» **SOURCE RECORDS**
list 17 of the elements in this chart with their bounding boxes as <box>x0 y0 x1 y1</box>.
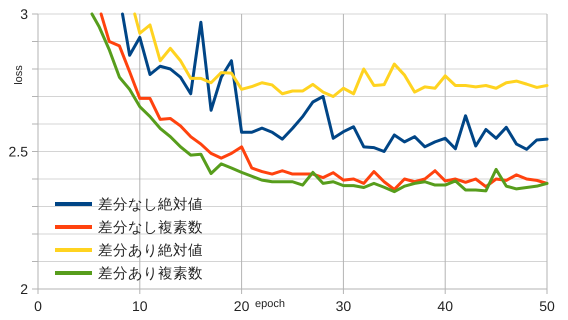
legend-label: 差分なし複素数 <box>98 219 203 236</box>
x-axis-title: epoch <box>255 298 285 310</box>
x-tick-label: 10 <box>132 298 148 314</box>
x-tick-label: 0 <box>34 298 42 314</box>
x-tick-label: 40 <box>437 298 454 314</box>
y-tick-label: 2.5 <box>8 143 28 160</box>
x-tick-label: 30 <box>336 298 352 314</box>
y-tick-label: 2 <box>20 280 28 297</box>
line-series <box>120 12 548 153</box>
x-tick-label: 50 <box>539 298 555 314</box>
legend-label: 差分あり複素数 <box>98 265 203 282</box>
legend-label: 差分あり絶対値 <box>98 242 203 259</box>
x-tick-label: 20 <box>234 298 250 314</box>
y-axis-title: loss <box>13 64 25 85</box>
line-series <box>133 12 548 98</box>
y-tick-label: 3 <box>20 6 28 22</box>
legend-label: 差分なし絶対値 <box>98 196 203 213</box>
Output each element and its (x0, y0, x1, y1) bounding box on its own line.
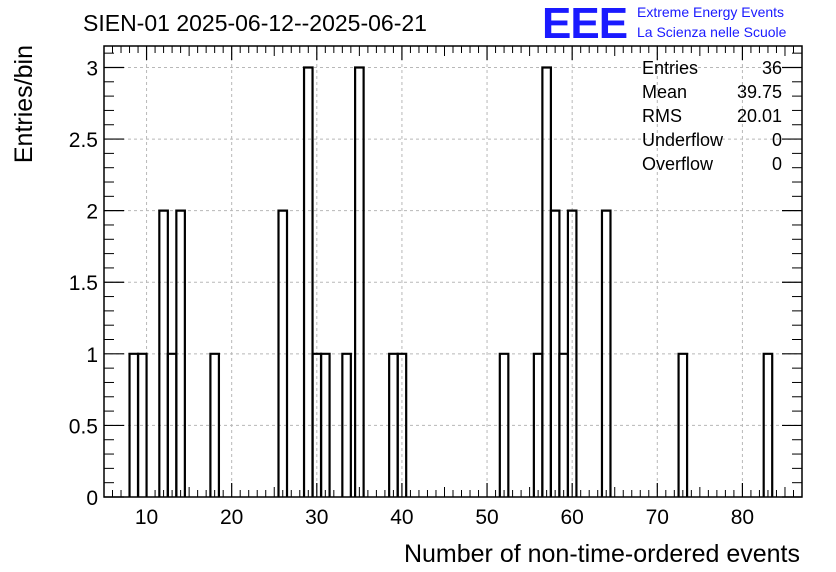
histogram-bin (277, 209, 289, 497)
x-tick-label: 10 (135, 506, 158, 529)
y-tick-label: 2.5 (69, 129, 98, 152)
grid-lines (104, 46, 802, 497)
axis-ticks (103, 46, 803, 498)
x-axis-label: Number of non-time-ordered events (404, 540, 800, 568)
stat-row-rms: RMS 20.01 (637, 106, 782, 130)
histogram-bin (319, 352, 331, 497)
histogram-bin (566, 209, 578, 497)
tick-labels: 10 20 30 40 50 60 70 80 0 0.5 1 1.5 2 2.5 3 (69, 57, 754, 529)
y-axis-label: Entries/bin (10, 45, 38, 163)
histogram-bin (209, 352, 221, 497)
stat-row-mean: Mean 39.75 (637, 82, 782, 106)
stat-name: Underflow (642, 130, 724, 150)
eee-logo-mark: EEE (542, 0, 628, 48)
x-tick-label: 30 (305, 506, 328, 529)
y-tick-label: 2 (86, 201, 98, 224)
histogram-bars (128, 66, 774, 497)
stat-name: RMS (642, 106, 682, 126)
y-tick-label: 1 (86, 344, 98, 367)
logo-text-line2: La Scienza nelle Scuole (637, 24, 787, 40)
histogram-bin (677, 352, 689, 497)
stat-row-overflow: Overflow 0 (637, 154, 782, 178)
x-tick-label: 50 (475, 506, 498, 529)
stat-value: 39.75 (736, 82, 782, 102)
stat-name: Overflow (642, 154, 714, 174)
y-tick-label: 3 (86, 57, 98, 80)
histogram-bin (600, 209, 612, 497)
stats-box: Entries 36 Mean 39.75 RMS 20.01 Underflo… (637, 58, 782, 178)
x-tick-label: 20 (220, 506, 243, 529)
y-tick-label: 0 (86, 487, 98, 510)
histogram-bin (354, 66, 365, 497)
histogram-bin (341, 352, 352, 497)
x-tick-label: 70 (646, 506, 669, 529)
y-tick-label: 0.5 (69, 415, 98, 438)
stat-row-entries: Entries 36 (637, 58, 782, 82)
x-tick-label: 60 (560, 506, 583, 529)
logo-text-line1: Extreme Energy Events (637, 4, 785, 20)
stat-name: Mean (642, 82, 688, 102)
y-tick-label: 1.5 (69, 272, 98, 295)
chart-title: SIEN-01 2025-06-12--2025-06-21 (83, 10, 427, 36)
x-tick-label: 80 (731, 506, 754, 529)
stat-row-underflow: Underflow 0 (637, 130, 782, 154)
histogram-bin (136, 352, 148, 497)
stat-name: Entries (642, 58, 699, 78)
histogram-bin (498, 352, 510, 497)
histogram-bin (762, 352, 774, 497)
x-tick-label: 40 (390, 506, 413, 529)
histogram-bin (302, 66, 314, 497)
histogram-bin (175, 209, 186, 497)
stat-value: 0 (771, 130, 782, 150)
histogram-bin (396, 352, 408, 497)
stat-value: 0 (771, 154, 782, 174)
stat-value: 20.01 (736, 106, 782, 126)
stat-value: 36 (761, 58, 782, 78)
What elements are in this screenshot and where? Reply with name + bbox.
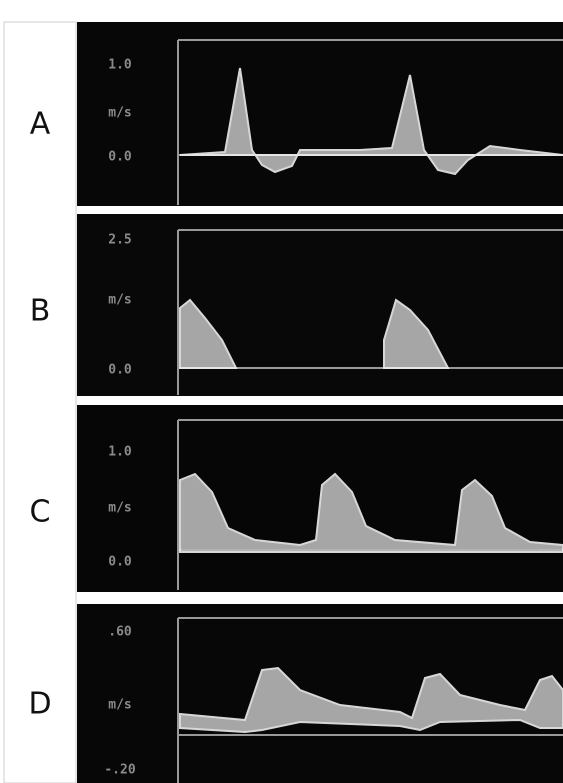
panel-c: C 1.0 m/s 0.0 bbox=[30, 405, 563, 592]
waveform bbox=[383, 298, 450, 369]
axis-label: 1.0 bbox=[108, 58, 132, 73]
axis-label: 0.0 bbox=[108, 150, 132, 165]
axis-label: 2.5 bbox=[108, 233, 131, 248]
panel-background bbox=[77, 22, 563, 206]
panel-background bbox=[77, 604, 563, 783]
axis-label: m/s bbox=[108, 501, 131, 516]
panel-a: A 1.0 m/s 0.0 bbox=[30, 22, 563, 206]
axis-label: m/s bbox=[108, 293, 131, 308]
panel-background bbox=[77, 214, 563, 396]
waveform bbox=[179, 472, 563, 553]
separator bbox=[77, 396, 563, 405]
axis-label: 1.0 bbox=[108, 445, 132, 460]
axis-label: -.20 bbox=[104, 763, 135, 778]
panel-label: A bbox=[30, 107, 51, 142]
label-strip bbox=[3, 21, 77, 783]
waveform bbox=[179, 298, 238, 369]
axis-label: m/s bbox=[108, 106, 131, 121]
waveform bbox=[179, 67, 563, 176]
axis-label: m/s bbox=[108, 698, 131, 713]
panel-label: B bbox=[30, 294, 51, 329]
axis-label: 0.0 bbox=[108, 363, 132, 378]
waveform bbox=[179, 666, 563, 734]
axis-label: .60 bbox=[108, 625, 132, 640]
axis bbox=[177, 229, 563, 395]
separator bbox=[77, 206, 563, 214]
panel-d: D .60 m/s -.20 bbox=[28, 604, 563, 783]
separator bbox=[77, 592, 563, 604]
panel-label: D bbox=[28, 687, 51, 722]
panel-label: C bbox=[30, 495, 51, 530]
axis bbox=[177, 617, 563, 783]
axis-label: 0.0 bbox=[108, 555, 132, 570]
panel-b: B 2.5 m/s 0.0 bbox=[30, 214, 563, 396]
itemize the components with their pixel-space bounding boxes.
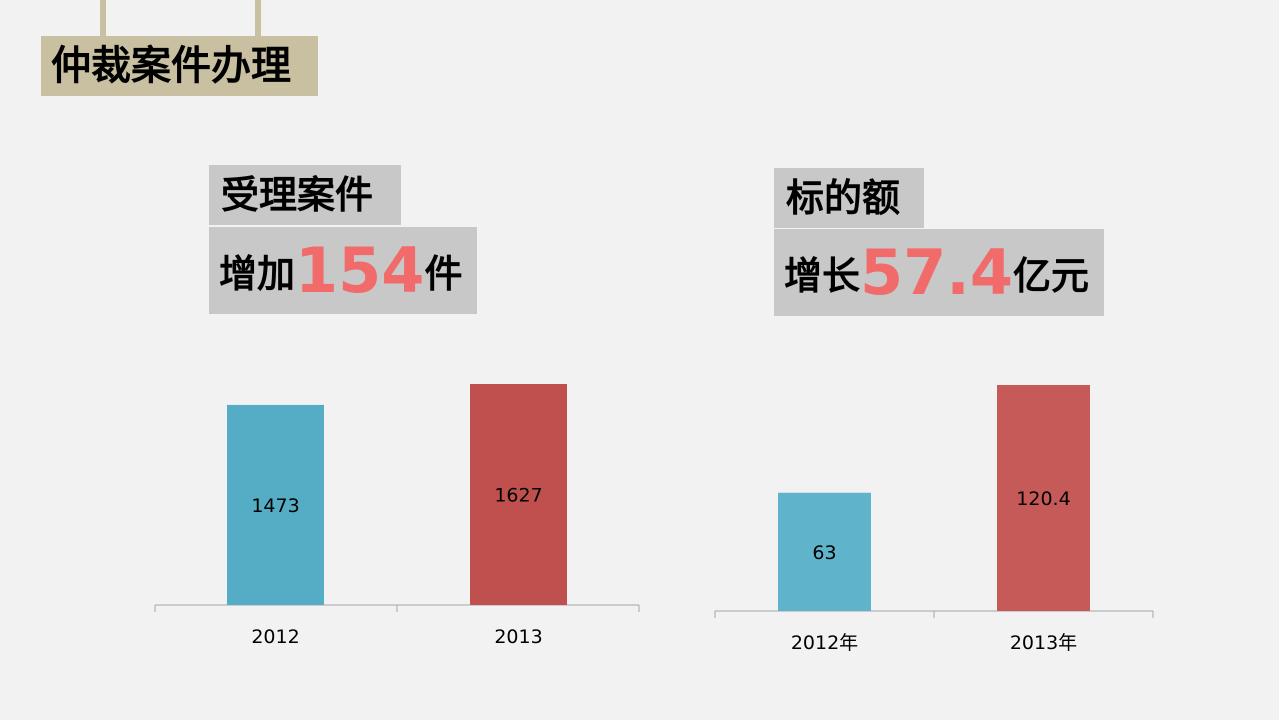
chart-0-bar-2013: [470, 384, 567, 605]
amount-increase-value: 57.4: [860, 236, 1013, 309]
chart-1-data-label-0: 63: [812, 542, 836, 564]
cases-increase-label: 增加 154 件: [209, 227, 477, 314]
chart-0-bar-2012: [227, 404, 324, 605]
chart-0-category-label-1: 2013: [494, 626, 542, 648]
amount-increase-suffix: 亿元: [1013, 254, 1090, 298]
cases-label: 受理案件: [209, 165, 401, 225]
cases-increase-value: 154: [295, 234, 425, 307]
chart-1-category-label-1: 2013年: [1010, 632, 1077, 654]
cases-increase-prefix: 增加: [219, 252, 296, 296]
chart-1-category-label-0: 2012年: [791, 632, 858, 654]
amount-label: 标的额: [774, 168, 924, 228]
amount-increase-prefix: 增长: [784, 254, 861, 298]
title-hanger-left: [100, 0, 106, 36]
title-hanger-right: [255, 0, 261, 36]
amount-increase-label: 增长 57.4 亿元: [774, 229, 1104, 316]
page-title: 仲裁案件办理: [41, 36, 318, 96]
cases-increase-suffix: 件: [424, 252, 463, 296]
chart-1-data-label-1: 120.4: [1016, 488, 1070, 510]
chart-1-bar-2013年: [997, 385, 1090, 611]
chart-1-bar-2012年: [778, 492, 871, 611]
chart-0-data-label-1: 1627: [494, 485, 542, 507]
chart-0-category-label-0: 2012: [251, 626, 299, 648]
chart-0-data-label-0: 1473: [251, 495, 299, 517]
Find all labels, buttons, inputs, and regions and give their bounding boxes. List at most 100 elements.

» **SET EXERCISE**
Reproduce the records word for word, from their first line through the line containing "Output each element", including that line. Leave out the pictures.

» **EXERCISE ANSWER**
list 17 of the elements in this chart with their bounding boxes as <box>x0 y0 x1 y1</box>.
legend-label: 差分なし複素数 <box>98 219 203 236</box>
x-axis-title: epoch <box>255 298 285 310</box>
x-tick-label: 10 <box>132 298 148 314</box>
x-tick-label: 0 <box>34 298 42 314</box>
x-tick-label: 40 <box>437 298 454 314</box>
y-tick-label: 2.5 <box>8 143 28 160</box>
x-tick-label: 30 <box>336 298 352 314</box>
y-tick-label: 2 <box>20 280 28 297</box>
line-series <box>120 12 548 153</box>
x-tick-label: 50 <box>539 298 555 314</box>
legend-label: 差分あり複素数 <box>98 265 203 282</box>
legend-label: 差分あり絶対値 <box>98 242 203 259</box>
x-tick-label: 20 <box>234 298 250 314</box>
y-axis-title: loss <box>13 64 25 85</box>
line-series <box>133 12 548 98</box>
y-tick-label: 3 <box>20 6 28 22</box>
legend-label: 差分なし絶対値 <box>98 196 203 213</box>
Output each element and its (x0, y0, x1, y1) bounding box on its own line.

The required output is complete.